Description of the task —
Nothing should be left out: output all of the entries exactly.

Records for this exercise —
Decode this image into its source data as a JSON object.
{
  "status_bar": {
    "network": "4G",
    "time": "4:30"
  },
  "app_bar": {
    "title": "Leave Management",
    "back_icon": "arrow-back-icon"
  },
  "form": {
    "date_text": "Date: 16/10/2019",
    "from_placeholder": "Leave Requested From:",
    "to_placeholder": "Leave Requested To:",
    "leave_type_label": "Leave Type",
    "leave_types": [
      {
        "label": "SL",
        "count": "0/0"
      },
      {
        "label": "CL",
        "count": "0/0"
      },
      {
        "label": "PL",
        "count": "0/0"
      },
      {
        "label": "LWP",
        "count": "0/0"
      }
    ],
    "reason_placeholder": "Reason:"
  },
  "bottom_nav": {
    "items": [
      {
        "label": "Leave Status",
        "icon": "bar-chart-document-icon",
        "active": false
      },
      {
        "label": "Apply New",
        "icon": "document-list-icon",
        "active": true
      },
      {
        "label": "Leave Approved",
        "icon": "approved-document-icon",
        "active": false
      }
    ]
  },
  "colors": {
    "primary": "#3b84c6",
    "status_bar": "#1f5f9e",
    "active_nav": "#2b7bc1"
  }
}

Final result —
Decode this image into its source data as a JSON object.
{
  "status_bar": {
    "network": "4G",
    "time": "4:30"
  },
  "app_bar": {
    "title": "Leave Management",
    "back_icon": "arrow-back-icon"
  },
  "form": {
    "date_text": "Date: 16/10/2019",
    "from_placeholder": "Leave Requested From:",
    "to_placeholder": "Leave Requested To:",
    "leave_type_label": "Leave Type",
    "leave_types": [
      {
        "label": "SL",
        "count": "0/0"
      },
      {
        "label": "CL",
        "count": "0/0"
      },
      {
        "label": "PL",
        "count": "0/0"
      },
      {
        "label": "LWP",
        "count": "0/0"
      }
    ],
    "reason_placeholder": "Reason:"
  },
  "bottom_nav": {
    "items": [
      {
        "label": "Leave Status",
        "icon": "bar-chart-document-icon",
        "active": false
      },
      {
        "label": "Apply New",
        "icon": "document-list-icon",
        "active": true
      },
      {
        "label": "Leave Approved",
        "icon": "approved-document-icon",
        "active": false
      }
    ]
  },
  "colors": {
    "primary": "#3b84c6",
    "status_bar": "#1f5f9e",
    "active_nav": "#2b7bc1"
  }
}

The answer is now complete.